→ **AIM OF THE EXERCISE**:
Make an exact transcription of the material, leaving out all images.

Extracted data entries
##########
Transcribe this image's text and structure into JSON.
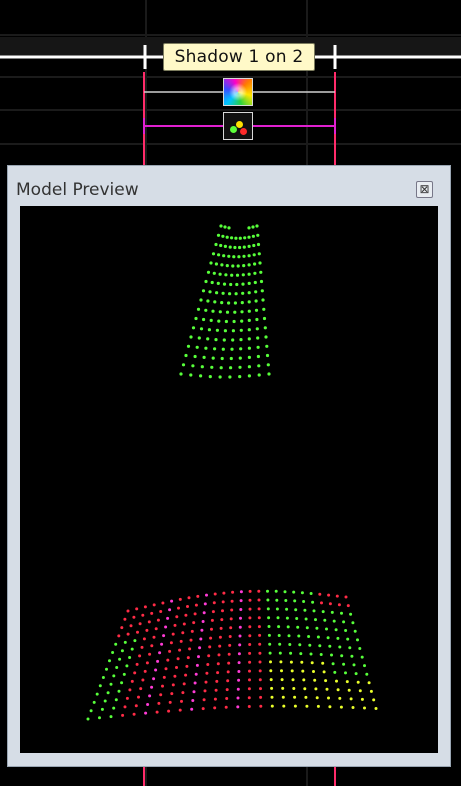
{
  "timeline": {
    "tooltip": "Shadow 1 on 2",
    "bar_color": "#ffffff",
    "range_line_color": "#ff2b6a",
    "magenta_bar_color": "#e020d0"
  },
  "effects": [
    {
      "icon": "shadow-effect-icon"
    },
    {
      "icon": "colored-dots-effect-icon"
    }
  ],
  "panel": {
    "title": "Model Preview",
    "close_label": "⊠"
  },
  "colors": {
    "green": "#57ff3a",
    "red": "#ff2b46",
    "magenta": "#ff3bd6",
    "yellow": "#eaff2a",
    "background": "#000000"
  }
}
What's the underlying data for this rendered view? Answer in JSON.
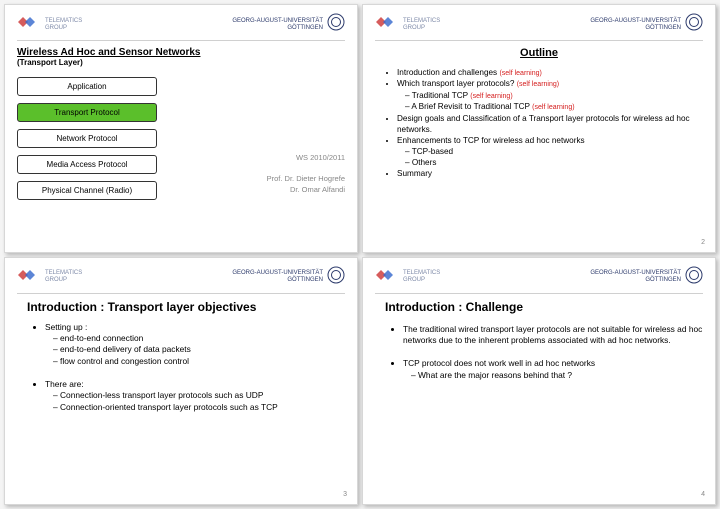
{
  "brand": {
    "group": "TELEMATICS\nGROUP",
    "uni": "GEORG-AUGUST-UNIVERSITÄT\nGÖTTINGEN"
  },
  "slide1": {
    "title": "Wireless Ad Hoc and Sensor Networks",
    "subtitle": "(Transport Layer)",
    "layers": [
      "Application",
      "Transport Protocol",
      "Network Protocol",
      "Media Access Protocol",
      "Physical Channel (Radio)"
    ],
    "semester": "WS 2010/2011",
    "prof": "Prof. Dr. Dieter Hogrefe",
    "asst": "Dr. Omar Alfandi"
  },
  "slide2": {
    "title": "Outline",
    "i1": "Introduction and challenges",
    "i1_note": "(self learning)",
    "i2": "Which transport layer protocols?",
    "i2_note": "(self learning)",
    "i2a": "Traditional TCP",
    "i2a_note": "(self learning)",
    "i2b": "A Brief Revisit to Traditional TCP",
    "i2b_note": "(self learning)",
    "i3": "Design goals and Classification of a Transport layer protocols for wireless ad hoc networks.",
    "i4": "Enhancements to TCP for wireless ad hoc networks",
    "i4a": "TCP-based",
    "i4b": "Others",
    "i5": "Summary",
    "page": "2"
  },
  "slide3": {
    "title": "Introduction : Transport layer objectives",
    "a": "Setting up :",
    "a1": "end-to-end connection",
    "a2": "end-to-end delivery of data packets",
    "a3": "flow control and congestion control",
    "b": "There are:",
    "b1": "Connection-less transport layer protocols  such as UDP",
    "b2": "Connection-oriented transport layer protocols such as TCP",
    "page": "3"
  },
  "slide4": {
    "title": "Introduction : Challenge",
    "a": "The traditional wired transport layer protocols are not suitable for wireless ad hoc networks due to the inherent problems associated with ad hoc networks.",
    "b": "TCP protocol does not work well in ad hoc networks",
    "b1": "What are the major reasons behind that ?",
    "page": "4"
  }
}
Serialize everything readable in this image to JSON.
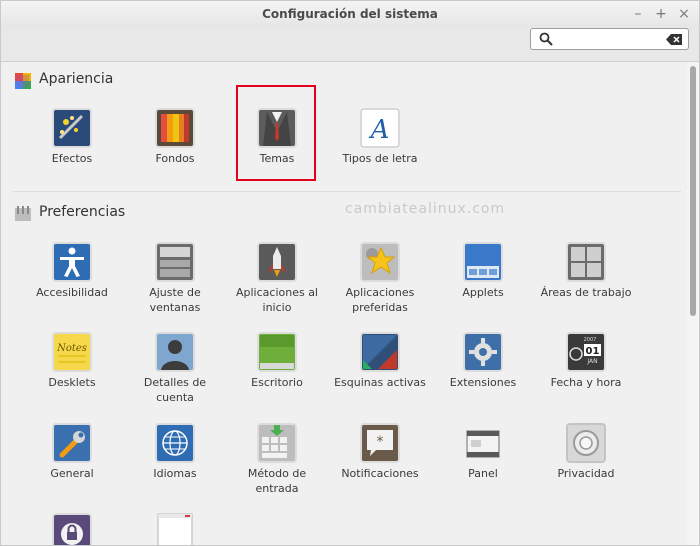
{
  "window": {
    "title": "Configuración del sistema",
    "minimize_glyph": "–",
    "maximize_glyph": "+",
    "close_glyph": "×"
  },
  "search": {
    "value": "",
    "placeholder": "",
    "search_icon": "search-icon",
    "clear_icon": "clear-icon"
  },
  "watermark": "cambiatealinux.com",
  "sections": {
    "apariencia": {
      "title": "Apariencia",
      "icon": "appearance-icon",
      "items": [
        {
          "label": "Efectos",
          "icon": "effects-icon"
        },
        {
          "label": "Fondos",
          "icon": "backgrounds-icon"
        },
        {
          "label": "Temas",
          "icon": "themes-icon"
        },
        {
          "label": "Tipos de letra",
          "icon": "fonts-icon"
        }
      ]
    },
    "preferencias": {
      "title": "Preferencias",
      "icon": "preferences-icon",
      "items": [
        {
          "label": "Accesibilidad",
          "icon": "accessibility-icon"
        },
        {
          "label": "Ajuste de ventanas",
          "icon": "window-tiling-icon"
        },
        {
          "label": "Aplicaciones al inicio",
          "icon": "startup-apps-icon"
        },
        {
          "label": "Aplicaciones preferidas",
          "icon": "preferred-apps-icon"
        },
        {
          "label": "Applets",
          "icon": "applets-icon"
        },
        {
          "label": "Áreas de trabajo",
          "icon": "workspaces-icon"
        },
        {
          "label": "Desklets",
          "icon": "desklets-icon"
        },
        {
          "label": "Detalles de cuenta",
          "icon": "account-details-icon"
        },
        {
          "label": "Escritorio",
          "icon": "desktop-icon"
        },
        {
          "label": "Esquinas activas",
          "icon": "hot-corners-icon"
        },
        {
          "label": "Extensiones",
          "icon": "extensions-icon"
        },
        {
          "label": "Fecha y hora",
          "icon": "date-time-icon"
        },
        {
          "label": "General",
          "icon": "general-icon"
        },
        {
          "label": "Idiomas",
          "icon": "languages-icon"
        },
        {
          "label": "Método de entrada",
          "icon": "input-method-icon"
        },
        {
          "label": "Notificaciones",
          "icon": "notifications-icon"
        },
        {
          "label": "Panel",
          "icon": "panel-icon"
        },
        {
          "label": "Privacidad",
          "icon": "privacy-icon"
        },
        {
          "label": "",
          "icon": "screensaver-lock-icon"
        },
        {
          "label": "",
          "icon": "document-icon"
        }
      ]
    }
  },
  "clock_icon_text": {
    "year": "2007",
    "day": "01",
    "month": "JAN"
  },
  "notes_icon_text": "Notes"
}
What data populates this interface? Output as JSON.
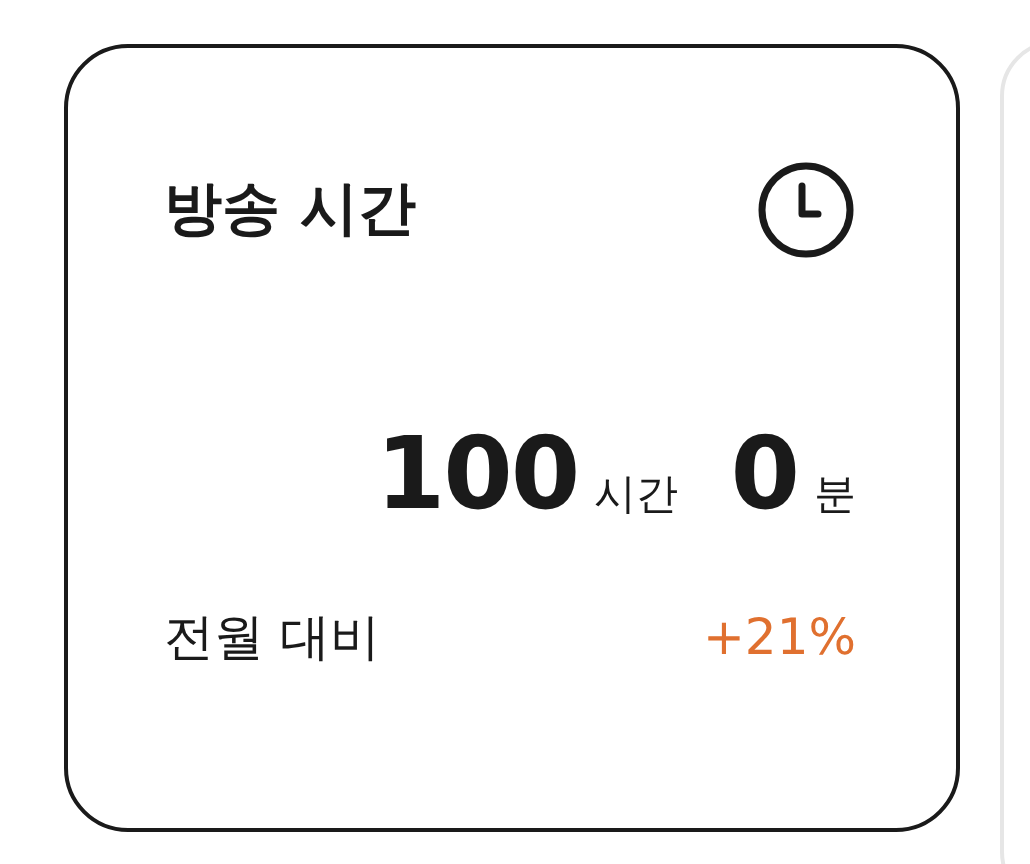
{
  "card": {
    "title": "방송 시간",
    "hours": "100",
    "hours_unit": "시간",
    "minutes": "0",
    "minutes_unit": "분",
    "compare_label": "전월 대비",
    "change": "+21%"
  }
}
##########
→ **RESULT OF THE TASK**:
Transcribe this image's text and structure into JSON.
{
  "timeline": {
    "tooltip": "Shadow 1 on 2",
    "bar_color": "#ffffff",
    "range_line_color": "#ff2b6a",
    "magenta_bar_color": "#e020d0"
  },
  "effects": [
    {
      "icon": "shadow-effect-icon"
    },
    {
      "icon": "colored-dots-effect-icon"
    }
  ],
  "panel": {
    "title": "Model Preview",
    "close_label": "⊠"
  },
  "colors": {
    "green": "#57ff3a",
    "red": "#ff2b46",
    "magenta": "#ff3bd6",
    "yellow": "#eaff2a",
    "background": "#000000"
  }
}
What's the underlying data for this rendered view? Answer in JSON.
{
  "brand": {
    "group": "TELEMATICS\nGROUP",
    "uni": "GEORG-AUGUST-UNIVERSITÄT\nGÖTTINGEN"
  },
  "slide1": {
    "title": "Wireless Ad Hoc and Sensor Networks",
    "subtitle": "(Transport Layer)",
    "layers": [
      "Application",
      "Transport Protocol",
      "Network Protocol",
      "Media Access Protocol",
      "Physical Channel (Radio)"
    ],
    "semester": "WS 2010/2011",
    "prof": "Prof. Dr. Dieter Hogrefe",
    "asst": "Dr. Omar Alfandi"
  },
  "slide2": {
    "title": "Outline",
    "i1": "Introduction and challenges",
    "i1_note": "(self learning)",
    "i2": "Which transport layer protocols?",
    "i2_note": "(self learning)",
    "i2a": "Traditional TCP",
    "i2a_note": "(self learning)",
    "i2b": "A Brief Revisit to Traditional TCP",
    "i2b_note": "(self learning)",
    "i3": "Design goals and Classification of a Transport layer protocols for wireless ad hoc networks.",
    "i4": "Enhancements to TCP for wireless ad hoc networks",
    "i4a": "TCP-based",
    "i4b": "Others",
    "i5": "Summary",
    "page": "2"
  },
  "slide3": {
    "title": "Introduction : Transport layer objectives",
    "a": "Setting up :",
    "a1": "end-to-end connection",
    "a2": "end-to-end delivery of data packets",
    "a3": "flow control and congestion control",
    "b": "There are:",
    "b1": "Connection-less transport layer protocols  such as UDP",
    "b2": "Connection-oriented transport layer protocols such as TCP",
    "page": "3"
  },
  "slide4": {
    "title": "Introduction : Challenge",
    "a": "The traditional wired transport layer protocols are not suitable for wireless ad hoc networks due to the inherent problems associated with ad hoc networks.",
    "b": "TCP protocol does not work well in ad hoc networks",
    "b1": "What are the major reasons behind that ?",
    "page": "4"
  }
}
Serialize everything readable in this image to JSON.
{
  "window": {
    "title": "Configuración del sistema",
    "minimize_glyph": "–",
    "maximize_glyph": "+",
    "close_glyph": "×"
  },
  "search": {
    "value": "",
    "placeholder": "",
    "search_icon": "search-icon",
    "clear_icon": "clear-icon"
  },
  "watermark": "cambiatealinux.com",
  "sections": {
    "apariencia": {
      "title": "Apariencia",
      "icon": "appearance-icon",
      "items": [
        {
          "label": "Efectos",
          "icon": "effects-icon"
        },
        {
          "label": "Fondos",
          "icon": "backgrounds-icon"
        },
        {
          "label": "Temas",
          "icon": "themes-icon"
        },
        {
          "label": "Tipos de letra",
          "icon": "fonts-icon"
        }
      ]
    },
    "preferencias": {
      "title": "Preferencias",
      "icon": "preferences-icon",
      "items": [
        {
          "label": "Accesibilidad",
          "icon": "accessibility-icon"
        },
        {
          "label": "Ajuste de ventanas",
          "icon": "window-tiling-icon"
        },
        {
          "label": "Aplicaciones al inicio",
          "icon": "startup-apps-icon"
        },
        {
          "label": "Aplicaciones preferidas",
          "icon": "preferred-apps-icon"
        },
        {
          "label": "Applets",
          "icon": "applets-icon"
        },
        {
          "label": "Áreas de trabajo",
          "icon": "workspaces-icon"
        },
        {
          "label": "Desklets",
          "icon": "desklets-icon"
        },
        {
          "label": "Detalles de cuenta",
          "icon": "account-details-icon"
        },
        {
          "label": "Escritorio",
          "icon": "desktop-icon"
        },
        {
          "label": "Esquinas activas",
          "icon": "hot-corners-icon"
        },
        {
          "label": "Extensiones",
          "icon": "extensions-icon"
        },
        {
          "label": "Fecha y hora",
          "icon": "date-time-icon"
        },
        {
          "label": "General",
          "icon": "general-icon"
        },
        {
          "label": "Idiomas",
          "icon": "languages-icon"
        },
        {
          "label": "Método de entrada",
          "icon": "input-method-icon"
        },
        {
          "label": "Notificaciones",
          "icon": "notifications-icon"
        },
        {
          "label": "Panel",
          "icon": "panel-icon"
        },
        {
          "label": "Privacidad",
          "icon": "privacy-icon"
        },
        {
          "label": "",
          "icon": "screensaver-lock-icon"
        },
        {
          "label": "",
          "icon": "document-icon"
        }
      ]
    }
  },
  "clock_icon_text": {
    "year": "2007",
    "day": "01",
    "month": "JAN"
  },
  "notes_icon_text": "Notes"
}
What data populates this interface? Output as JSON.
{
  "card": {
    "title": "방송 시간",
    "hours": "100",
    "hours_unit": "시간",
    "minutes": "0",
    "minutes_unit": "분",
    "compare_label": "전월 대비",
    "change": "+21%"
  }
}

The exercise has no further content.